## [STATED TASK 1]
In the proof passage about frame indifference and isotropy, list every reference to another numbered result, equation or cited source.
## [STATED TASK 2]
Continue the passage on frame indifference and isotropy of \(W\) from its final line.

## [PASSAGE]
►

We prove frame indifference and isotropy of \(W\) all at once, but we emphasize that any of those properties of \(W\) is inferred independently from the corresponding property of \(w\). By Proposition 3.1, there exists \(\tilde{w}\) such that

$$ w(x,\tilde{x},\tilde{y})=\tilde{w}(x,|\tilde{x}|,|\tilde{y}|), \qquad \text{a.e. } x\in \Omega , \quad \tilde{x}\in \tilde{\Omega }, \quad \tilde{y}\in \mathbb{R}^{m}. $$

By assumption, there exists \(\beta \in \mathbb{R}\) such that

$$ w^{\circ }(x,\tilde{x},\tilde{y}):= \lim _{t \rightarrow 0} \frac{1}{t^{\beta }}w(x,t\tilde{x},t\tilde{y}), \qquad \text{a.e. } x\in \Omega , \quad \tilde{x}\in \tilde{\Omega }, \quad \tilde{y}\in \mathbb{R}^{m}. $$

Then

$$ w^{\circ }(x,\tilde{x},\tilde{y})=\lim _{t\rightarrow 0} \frac{1}{t^{\beta }} \tilde{w}(x,t|\tilde{x}|,t|\tilde{y}|), \qquad \text{a.e. } x\in \Omega , \quad \tilde{x}\in \tilde{\Omega }, \quad \tilde{y}\in \mathbb{R}^{m}, $$

and we write, with a small abuse of language, that

$$ w^{\circ }=w^{\circ }(x,|\tilde{x}|,|\tilde{y}|). $$

Given two rotations \(R_{1} \in SO(m)\) and \(R_{2}\in SO(n)\),

$$\begin{aligned} \bar{w}(x,R_{1}AR_{2}) & =\int _{\mathbb{S}^{n-1}} w^{\circ }(x,|z|,|R_{1}AR_{2}z|) \,d\mathcal{H}^{n-1}(z) \\ &=\int _{\mathbb{S}^{n-1}} w^{\circ }(x,|z|,|AR_{2}z|)\,d\mathcal{H}^{n-1}(z) \\ &= \int _{\mathbb{S}^{n-1}} w^{\circ }(x,|R_{2}^{-1}z|,|Az|)\,d \mathcal{H}^{n-1}(z) \\ &=\int _{\mathbb{S}^{n-1}} w^{\circ }(x,|z|,|Az|)\,d\mathcal{H}^{n-1}(z) \\ &=\bar{w}(x,A), \end{aligned}$$

hence \(\bar{w}\) satisfies (3) and (4), and, therefore, by [11, Th. 6.14], so does its quasiconvexification \(\bar{w}^{qc}=W\). □

4 Which Local Densities Can Be Recovered from Nonlocal Ones?

◄

Stored items:
►

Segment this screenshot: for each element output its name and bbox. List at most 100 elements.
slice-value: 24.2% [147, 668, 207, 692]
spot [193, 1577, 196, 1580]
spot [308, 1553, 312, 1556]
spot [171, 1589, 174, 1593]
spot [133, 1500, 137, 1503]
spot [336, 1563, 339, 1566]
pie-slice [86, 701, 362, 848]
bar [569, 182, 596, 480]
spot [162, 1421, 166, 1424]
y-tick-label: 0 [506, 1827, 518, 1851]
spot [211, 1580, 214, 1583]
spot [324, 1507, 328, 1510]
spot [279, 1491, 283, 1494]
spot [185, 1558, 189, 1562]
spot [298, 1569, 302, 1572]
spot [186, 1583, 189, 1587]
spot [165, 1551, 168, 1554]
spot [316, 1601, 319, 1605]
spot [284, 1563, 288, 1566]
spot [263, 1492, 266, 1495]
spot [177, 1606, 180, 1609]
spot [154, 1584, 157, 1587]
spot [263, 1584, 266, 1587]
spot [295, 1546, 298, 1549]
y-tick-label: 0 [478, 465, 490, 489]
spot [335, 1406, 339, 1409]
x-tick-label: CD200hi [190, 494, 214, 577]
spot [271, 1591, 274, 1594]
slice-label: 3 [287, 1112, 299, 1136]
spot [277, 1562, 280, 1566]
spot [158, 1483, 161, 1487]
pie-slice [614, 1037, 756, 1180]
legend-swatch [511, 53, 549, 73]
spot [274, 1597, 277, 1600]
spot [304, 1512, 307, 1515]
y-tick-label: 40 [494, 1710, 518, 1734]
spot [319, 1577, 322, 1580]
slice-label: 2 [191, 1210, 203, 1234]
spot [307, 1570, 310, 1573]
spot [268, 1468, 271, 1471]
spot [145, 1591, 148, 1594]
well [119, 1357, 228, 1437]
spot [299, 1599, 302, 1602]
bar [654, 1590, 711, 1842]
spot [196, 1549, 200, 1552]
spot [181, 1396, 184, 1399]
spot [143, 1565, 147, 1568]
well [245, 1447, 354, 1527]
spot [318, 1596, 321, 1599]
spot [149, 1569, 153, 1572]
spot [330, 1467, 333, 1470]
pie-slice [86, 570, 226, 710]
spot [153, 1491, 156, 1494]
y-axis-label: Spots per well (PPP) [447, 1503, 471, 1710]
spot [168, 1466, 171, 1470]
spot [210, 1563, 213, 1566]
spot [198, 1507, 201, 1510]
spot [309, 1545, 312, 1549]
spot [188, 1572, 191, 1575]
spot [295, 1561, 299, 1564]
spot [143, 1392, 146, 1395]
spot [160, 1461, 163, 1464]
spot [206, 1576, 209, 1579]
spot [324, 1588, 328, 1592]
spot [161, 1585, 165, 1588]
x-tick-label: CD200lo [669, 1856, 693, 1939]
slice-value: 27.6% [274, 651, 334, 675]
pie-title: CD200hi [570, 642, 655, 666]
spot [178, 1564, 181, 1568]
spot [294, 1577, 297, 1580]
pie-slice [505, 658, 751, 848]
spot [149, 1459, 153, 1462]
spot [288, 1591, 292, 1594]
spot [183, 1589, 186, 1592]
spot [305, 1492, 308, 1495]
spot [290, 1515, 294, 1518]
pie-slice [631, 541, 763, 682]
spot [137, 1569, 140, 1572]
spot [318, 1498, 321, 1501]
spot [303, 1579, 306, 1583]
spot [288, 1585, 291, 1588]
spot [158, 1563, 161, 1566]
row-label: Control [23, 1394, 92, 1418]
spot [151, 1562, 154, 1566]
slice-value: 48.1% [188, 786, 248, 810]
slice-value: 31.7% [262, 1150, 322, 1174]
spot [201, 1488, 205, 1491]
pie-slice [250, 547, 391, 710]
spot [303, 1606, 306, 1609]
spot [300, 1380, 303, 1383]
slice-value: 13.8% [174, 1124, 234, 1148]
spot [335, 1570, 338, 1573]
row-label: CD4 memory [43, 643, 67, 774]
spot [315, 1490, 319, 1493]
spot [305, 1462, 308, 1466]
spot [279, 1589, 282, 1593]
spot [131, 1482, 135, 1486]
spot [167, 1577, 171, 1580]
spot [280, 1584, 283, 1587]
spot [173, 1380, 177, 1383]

◄

## [TASK OUTPUT 1]
Proposition 3.1; (3); (4); [11, Th. 6.14]

## [TASK OUTPUT 2]
In this section we make explicit the relationship between a pairwise potential function \(w\) and the stored-energy function obtained from it by the previous \(\Gamma \)-convergence procedure, in the presence of frame indifference and isotropy. We obtain an explicit identity involving those two functions. In that way, if \(w\) is a pairwise potential function such that the corresponding sequence of nonlocal functionals \(\Gamma \)-converges to the local functional given by \(W\), the functions \(w\) and \(W\) are related by that identity.

Thus, it provides a criterion in order to check whether a local functional with energy density \(W\) may be obtained as the \(\Gamma \)-limit of functionals like (10). There is no doubt this is interesting from a mathematical point of view, but also from a mechanical perspective, since it permits to answer whether local hyperelastic energies are the \(\Gamma \)-limit of nonlocal bond-based nonlinear models as the horizon goes to zero.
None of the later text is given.